**Short problem:** Extract the complete listing and repeat it word for word.

------ Material for this task

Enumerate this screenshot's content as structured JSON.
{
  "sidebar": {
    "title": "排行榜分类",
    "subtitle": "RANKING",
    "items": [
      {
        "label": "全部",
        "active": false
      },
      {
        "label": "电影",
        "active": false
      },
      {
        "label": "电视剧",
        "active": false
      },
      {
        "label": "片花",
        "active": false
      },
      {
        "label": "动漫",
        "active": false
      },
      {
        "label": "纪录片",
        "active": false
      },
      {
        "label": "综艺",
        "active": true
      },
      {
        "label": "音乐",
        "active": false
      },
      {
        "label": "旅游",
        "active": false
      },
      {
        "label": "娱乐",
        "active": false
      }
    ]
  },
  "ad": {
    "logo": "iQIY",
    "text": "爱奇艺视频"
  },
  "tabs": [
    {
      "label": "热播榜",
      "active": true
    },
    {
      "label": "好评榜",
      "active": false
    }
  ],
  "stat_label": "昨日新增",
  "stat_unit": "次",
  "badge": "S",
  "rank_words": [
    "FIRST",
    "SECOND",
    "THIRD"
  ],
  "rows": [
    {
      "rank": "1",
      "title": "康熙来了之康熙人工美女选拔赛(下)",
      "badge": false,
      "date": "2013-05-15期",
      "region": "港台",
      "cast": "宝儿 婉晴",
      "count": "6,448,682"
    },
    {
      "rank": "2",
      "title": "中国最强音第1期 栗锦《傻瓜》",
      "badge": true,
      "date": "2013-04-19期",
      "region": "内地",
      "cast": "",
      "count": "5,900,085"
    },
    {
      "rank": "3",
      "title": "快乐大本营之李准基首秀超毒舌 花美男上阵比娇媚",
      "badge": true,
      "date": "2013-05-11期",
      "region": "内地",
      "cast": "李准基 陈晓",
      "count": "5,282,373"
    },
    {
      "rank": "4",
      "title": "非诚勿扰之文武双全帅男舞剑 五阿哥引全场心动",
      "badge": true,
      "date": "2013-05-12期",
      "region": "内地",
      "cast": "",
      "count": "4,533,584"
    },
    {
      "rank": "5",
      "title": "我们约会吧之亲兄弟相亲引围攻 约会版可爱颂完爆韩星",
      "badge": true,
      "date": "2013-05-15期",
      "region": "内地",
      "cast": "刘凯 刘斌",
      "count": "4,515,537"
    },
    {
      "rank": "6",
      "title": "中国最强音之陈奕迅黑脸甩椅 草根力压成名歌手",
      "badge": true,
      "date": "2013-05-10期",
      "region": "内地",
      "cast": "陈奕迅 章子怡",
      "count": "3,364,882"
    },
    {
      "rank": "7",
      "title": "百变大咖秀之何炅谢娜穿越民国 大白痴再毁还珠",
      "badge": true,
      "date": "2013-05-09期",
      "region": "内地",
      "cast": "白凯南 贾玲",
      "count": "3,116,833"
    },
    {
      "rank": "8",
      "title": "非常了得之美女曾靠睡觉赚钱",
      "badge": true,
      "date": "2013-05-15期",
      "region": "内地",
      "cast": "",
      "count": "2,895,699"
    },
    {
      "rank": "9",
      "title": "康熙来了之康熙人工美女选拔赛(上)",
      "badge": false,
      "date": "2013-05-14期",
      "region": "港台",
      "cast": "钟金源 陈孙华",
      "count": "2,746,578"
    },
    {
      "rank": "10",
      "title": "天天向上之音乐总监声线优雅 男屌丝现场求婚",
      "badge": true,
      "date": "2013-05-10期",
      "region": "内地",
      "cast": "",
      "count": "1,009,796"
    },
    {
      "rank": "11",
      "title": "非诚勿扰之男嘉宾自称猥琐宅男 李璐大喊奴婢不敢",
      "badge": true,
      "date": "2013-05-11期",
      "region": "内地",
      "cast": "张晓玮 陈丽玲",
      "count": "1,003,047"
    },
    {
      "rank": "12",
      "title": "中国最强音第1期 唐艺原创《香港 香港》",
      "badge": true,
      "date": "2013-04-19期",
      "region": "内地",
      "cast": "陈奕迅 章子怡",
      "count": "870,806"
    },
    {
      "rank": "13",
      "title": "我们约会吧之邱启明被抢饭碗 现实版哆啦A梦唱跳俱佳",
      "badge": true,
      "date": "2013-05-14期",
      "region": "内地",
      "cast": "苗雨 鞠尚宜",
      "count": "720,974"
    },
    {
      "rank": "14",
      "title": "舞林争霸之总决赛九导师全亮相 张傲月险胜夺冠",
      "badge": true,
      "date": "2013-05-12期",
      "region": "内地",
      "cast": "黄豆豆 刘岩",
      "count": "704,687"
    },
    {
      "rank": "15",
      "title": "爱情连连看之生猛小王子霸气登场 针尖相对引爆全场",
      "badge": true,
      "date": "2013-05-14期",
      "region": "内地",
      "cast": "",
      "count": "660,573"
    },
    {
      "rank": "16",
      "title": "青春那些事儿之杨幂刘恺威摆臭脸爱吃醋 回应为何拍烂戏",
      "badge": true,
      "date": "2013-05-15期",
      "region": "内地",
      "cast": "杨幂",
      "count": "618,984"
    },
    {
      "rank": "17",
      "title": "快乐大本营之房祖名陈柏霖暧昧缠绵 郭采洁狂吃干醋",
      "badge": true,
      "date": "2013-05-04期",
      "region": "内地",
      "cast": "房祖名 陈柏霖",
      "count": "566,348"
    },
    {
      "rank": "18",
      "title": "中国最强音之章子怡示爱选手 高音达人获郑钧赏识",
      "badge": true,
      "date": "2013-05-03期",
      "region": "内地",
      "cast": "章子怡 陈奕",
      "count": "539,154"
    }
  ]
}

------------

**Exercise result:**
Enumerate this screenshot's content as structured JSON.
{
  "sidebar": {
    "title": "排行榜分类",
    "subtitle": "RANKING",
    "items": [
      {
        "label": "全部",
        "active": false
      },
      {
        "label": "电影",
        "active": false
      },
      {
        "label": "电视剧",
        "active": false
      },
      {
        "label": "片花",
        "active": false
      },
      {
        "label": "动漫",
        "active": false
      },
      {
        "label": "纪录片",
        "active": false
      },
      {
        "label": "综艺",
        "active": true
      },
      {
        "label": "音乐",
        "active": false
      },
      {
        "label": "旅游",
        "active": false
      },
      {
        "label": "娱乐",
        "active": false
      }
    ]
  },
  "ad": {
    "logo": "iQIY",
    "text": "爱奇艺视频"
  },
  "tabs": [
    {
      "label": "热播榜",
      "active": true
    },
    {
      "label": "好评榜",
      "active": false
    }
  ],
  "stat_label": "昨日新增",
  "stat_unit": "次",
  "badge": "S",
  "rank_words": [
    "FIRST",
    "SECOND",
    "THIRD"
  ],
  "rows": [
    {
      "rank": "1",
      "title": "康熙来了之康熙人工美女选拔赛(下)",
      "badge": false,
      "date": "2013-05-15期",
      "region": "港台",
      "cast": "宝儿 婉晴",
      "count": "6,448,682"
    },
    {
      "rank": "2",
      "title": "中国最强音第1期 栗锦《傻瓜》",
      "badge": true,
      "date": "2013-04-19期",
      "region": "内地",
      "cast": "",
      "count": "5,900,085"
    },
    {
      "rank": "3",
      "title": "快乐大本营之李准基首秀超毒舌 花美男上阵比娇媚",
      "badge": true,
      "date": "2013-05-11期",
      "region": "内地",
      "cast": "李准基 陈晓",
      "count": "5,282,373"
    },
    {
      "rank": "4",
      "title": "非诚勿扰之文武双全帅男舞剑 五阿哥引全场心动",
      "badge": true,
      "date": "2013-05-12期",
      "region": "内地",
      "cast": "",
      "count": "4,533,584"
    },
    {
      "rank": "5",
      "title": "我们约会吧之亲兄弟相亲引围攻 约会版可爱颂完爆韩星",
      "badge": true,
      "date": "2013-05-15期",
      "region": "内地",
      "cast": "刘凯 刘斌",
      "count": "4,515,537"
    },
    {
      "rank": "6",
      "title": "中国最强音之陈奕迅黑脸甩椅 草根力压成名歌手",
      "badge": true,
      "date": "2013-05-10期",
      "region": "内地",
      "cast": "陈奕迅 章子怡",
      "count": "3,364,882"
    },
    {
      "rank": "7",
      "title": "百变大咖秀之何炅谢娜穿越民国 大白痴再毁还珠",
      "badge": true,
      "date": "2013-05-09期",
      "region": "内地",
      "cast": "白凯南 贾玲",
      "count": "3,116,833"
    },
    {
      "rank": "8",
      "title": "非常了得之美女曾靠睡觉赚钱",
      "badge": true,
      "date": "2013-05-15期",
      "region": "内地",
      "cast": "",
      "count": "2,895,699"
    },
    {
      "rank": "9",
      "title": "康熙来了之康熙人工美女选拔赛(上)",
      "badge": false,
      "date": "2013-05-14期",
      "region": "港台",
      "cast": "钟金源 陈孙华",
      "count": "2,746,578"
    },
    {
      "rank": "10",
      "title": "天天向上之音乐总监声线优雅 男屌丝现场求婚",
      "badge": true,
      "date": "2013-05-10期",
      "region": "内地",
      "cast": "",
      "count": "1,009,796"
    },
    {
      "rank": "11",
      "title": "非诚勿扰之男嘉宾自称猥琐宅男 李璐大喊奴婢不敢",
      "badge": true,
      "date": "2013-05-11期",
      "region": "内地",
      "cast": "张晓玮 陈丽玲",
      "count": "1,003,047"
    },
    {
      "rank": "12",
      "title": "中国最强音第1期 唐艺原创《香港 香港》",
      "badge": true,
      "date": "2013-04-19期",
      "region": "内地",
      "cast": "陈奕迅 章子怡",
      "count": "870,806"
    },
    {
      "rank": "13",
      "title": "我们约会吧之邱启明被抢饭碗 现实版哆啦A梦唱跳俱佳",
      "badge": true,
      "date": "2013-05-14期",
      "region": "内地",
      "cast": "苗雨 鞠尚宜",
      "count": "720,974"
    },
    {
      "rank": "14",
      "title": "舞林争霸之总决赛九导师全亮相 张傲月险胜夺冠",
      "badge": true,
      "date": "2013-05-12期",
      "region": "内地",
      "cast": "黄豆豆 刘岩",
      "count": "704,687"
    },
    {
      "rank": "15",
      "title": "爱情连连看之生猛小王子霸气登场 针尖相对引爆全场",
      "badge": true,
      "date": "2013-05-14期",
      "region": "内地",
      "cast": "",
      "count": "660,573"
    },
    {
      "rank": "16",
      "title": "青春那些事儿之杨幂刘恺威摆臭脸爱吃醋 回应为何拍烂戏",
      "badge": true,
      "date": "2013-05-15期",
      "region": "内地",
      "cast": "杨幂",
      "count": "618,984"
    },
    {
      "rank": "17",
      "title": "快乐大本营之房祖名陈柏霖暧昧缠绵 郭采洁狂吃干醋",
      "badge": true,
      "date": "2013-05-04期",
      "region": "内地",
      "cast": "房祖名 陈柏霖",
      "count": "566,348"
    },
    {
      "rank": "18",
      "title": "中国最强音之章子怡示爱选手 高音达人获郑钧赏识",
      "badge": true,
      "date": "2013-05-03期",
      "region": "内地",
      "cast": "章子怡 陈奕",
      "count": "539,154"
    }
  ]
}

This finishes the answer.